Data entries for graphics:
════════
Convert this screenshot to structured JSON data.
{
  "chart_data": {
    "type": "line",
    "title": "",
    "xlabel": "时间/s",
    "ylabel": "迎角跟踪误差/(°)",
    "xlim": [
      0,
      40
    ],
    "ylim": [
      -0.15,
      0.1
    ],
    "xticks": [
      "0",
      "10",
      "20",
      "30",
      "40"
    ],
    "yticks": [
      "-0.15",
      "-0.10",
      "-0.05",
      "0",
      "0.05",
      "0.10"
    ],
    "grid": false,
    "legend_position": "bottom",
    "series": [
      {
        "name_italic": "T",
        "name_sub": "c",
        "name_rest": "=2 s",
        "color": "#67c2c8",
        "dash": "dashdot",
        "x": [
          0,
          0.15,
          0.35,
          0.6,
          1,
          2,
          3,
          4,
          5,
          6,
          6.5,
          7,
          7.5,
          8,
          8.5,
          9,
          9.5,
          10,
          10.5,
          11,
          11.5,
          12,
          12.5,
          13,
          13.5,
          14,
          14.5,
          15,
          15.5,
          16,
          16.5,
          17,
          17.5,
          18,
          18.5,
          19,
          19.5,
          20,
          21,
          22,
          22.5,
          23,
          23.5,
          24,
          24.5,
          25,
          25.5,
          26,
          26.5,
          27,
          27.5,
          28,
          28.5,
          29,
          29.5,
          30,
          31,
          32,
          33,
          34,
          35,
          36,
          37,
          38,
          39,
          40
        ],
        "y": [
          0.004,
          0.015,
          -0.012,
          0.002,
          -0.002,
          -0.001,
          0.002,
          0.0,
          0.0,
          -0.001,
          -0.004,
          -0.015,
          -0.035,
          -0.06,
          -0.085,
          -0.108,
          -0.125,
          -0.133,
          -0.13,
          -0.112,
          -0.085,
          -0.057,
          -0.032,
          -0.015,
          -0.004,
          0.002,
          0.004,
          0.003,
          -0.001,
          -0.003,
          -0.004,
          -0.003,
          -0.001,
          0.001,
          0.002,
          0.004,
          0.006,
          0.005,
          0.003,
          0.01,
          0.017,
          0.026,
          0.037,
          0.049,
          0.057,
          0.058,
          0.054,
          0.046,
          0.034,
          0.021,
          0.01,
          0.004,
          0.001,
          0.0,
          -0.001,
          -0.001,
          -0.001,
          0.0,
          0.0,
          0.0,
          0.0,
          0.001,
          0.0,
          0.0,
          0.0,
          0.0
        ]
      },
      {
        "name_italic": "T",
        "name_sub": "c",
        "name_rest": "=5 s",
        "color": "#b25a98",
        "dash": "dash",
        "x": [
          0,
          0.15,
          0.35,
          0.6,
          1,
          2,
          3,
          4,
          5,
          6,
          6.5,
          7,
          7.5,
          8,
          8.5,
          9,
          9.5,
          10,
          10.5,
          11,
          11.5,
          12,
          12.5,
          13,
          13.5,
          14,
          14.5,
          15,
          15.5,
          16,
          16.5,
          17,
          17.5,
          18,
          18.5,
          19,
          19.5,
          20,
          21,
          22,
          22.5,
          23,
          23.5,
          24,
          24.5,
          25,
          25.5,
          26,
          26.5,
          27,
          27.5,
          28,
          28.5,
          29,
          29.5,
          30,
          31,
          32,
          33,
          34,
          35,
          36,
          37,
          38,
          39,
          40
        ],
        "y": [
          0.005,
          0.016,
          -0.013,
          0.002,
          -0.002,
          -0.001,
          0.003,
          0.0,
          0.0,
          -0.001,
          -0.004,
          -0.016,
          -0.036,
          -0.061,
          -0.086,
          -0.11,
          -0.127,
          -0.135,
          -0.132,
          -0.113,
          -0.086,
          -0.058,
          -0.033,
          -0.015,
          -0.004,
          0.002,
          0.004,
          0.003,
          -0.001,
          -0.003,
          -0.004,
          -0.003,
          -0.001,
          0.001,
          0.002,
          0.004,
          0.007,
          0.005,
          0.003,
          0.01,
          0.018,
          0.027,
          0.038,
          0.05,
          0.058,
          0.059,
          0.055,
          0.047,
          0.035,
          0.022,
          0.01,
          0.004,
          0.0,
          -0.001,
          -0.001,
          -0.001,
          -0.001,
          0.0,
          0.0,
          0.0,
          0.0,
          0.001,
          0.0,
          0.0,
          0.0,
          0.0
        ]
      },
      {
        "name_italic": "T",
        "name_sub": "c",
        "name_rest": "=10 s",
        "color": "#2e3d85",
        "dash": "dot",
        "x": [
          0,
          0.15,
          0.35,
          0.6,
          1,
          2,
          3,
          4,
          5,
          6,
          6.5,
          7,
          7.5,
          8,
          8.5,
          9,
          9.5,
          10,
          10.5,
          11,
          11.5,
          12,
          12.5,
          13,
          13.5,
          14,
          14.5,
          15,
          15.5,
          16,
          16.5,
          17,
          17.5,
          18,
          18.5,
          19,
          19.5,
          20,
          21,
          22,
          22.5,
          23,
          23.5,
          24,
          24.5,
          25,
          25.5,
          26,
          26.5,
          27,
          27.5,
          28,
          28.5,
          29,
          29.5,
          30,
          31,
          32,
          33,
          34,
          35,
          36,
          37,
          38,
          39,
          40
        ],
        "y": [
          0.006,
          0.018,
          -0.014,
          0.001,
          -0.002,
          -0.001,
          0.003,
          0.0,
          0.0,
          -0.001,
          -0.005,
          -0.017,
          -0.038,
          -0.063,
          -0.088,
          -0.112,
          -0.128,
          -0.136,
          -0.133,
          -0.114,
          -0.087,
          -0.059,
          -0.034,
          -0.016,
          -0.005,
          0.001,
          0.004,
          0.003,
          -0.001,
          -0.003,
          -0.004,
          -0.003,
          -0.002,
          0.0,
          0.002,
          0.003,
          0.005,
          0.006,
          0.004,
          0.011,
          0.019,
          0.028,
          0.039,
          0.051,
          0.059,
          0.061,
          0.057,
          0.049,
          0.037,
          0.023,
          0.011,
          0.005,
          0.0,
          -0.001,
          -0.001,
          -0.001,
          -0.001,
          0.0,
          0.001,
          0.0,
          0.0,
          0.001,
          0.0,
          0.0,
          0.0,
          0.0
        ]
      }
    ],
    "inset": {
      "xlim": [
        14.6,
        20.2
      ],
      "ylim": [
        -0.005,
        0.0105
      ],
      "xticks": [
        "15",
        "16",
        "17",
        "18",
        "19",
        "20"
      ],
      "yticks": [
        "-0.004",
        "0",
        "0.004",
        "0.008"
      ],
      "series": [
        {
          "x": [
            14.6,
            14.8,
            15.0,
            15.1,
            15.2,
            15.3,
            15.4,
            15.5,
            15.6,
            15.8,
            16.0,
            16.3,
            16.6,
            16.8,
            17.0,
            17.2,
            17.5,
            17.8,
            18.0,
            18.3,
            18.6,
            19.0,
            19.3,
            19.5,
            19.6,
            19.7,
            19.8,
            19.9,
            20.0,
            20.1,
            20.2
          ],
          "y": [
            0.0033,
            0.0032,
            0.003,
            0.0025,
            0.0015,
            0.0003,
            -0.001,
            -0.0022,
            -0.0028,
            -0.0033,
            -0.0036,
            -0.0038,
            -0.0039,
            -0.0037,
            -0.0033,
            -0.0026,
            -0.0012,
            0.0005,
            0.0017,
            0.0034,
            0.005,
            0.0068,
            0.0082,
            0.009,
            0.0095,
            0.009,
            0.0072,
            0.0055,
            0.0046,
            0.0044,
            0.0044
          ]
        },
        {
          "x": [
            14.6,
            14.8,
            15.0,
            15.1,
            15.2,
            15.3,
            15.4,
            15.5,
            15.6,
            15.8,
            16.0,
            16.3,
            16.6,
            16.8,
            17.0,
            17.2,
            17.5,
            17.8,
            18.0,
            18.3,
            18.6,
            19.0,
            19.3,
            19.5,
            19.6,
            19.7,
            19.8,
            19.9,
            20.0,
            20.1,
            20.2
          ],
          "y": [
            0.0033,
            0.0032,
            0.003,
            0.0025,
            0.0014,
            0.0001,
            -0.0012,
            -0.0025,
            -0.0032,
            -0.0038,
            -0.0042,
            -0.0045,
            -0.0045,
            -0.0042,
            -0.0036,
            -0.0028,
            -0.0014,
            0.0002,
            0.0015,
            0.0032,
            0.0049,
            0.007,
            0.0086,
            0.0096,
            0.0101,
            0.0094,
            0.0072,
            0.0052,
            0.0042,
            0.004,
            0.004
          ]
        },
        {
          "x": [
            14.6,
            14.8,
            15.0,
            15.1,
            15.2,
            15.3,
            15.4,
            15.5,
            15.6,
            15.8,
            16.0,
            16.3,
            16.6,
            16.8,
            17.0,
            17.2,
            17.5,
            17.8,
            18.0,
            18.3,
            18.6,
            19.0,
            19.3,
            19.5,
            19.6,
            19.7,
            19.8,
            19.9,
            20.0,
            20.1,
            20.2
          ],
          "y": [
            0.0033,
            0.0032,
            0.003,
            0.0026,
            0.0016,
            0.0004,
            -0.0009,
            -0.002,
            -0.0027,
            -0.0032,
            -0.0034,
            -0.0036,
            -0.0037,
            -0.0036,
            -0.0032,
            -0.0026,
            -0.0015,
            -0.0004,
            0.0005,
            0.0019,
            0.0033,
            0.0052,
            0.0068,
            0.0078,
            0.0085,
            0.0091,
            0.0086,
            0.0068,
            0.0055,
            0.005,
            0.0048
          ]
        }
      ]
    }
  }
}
════════
#### Exercise prompt
Show every line from the entries above in which the word "color" appears.

#### Output of the task
        "color": "#67c2c8",
        "color": "#b25a98",
        "color": "#2e3d85",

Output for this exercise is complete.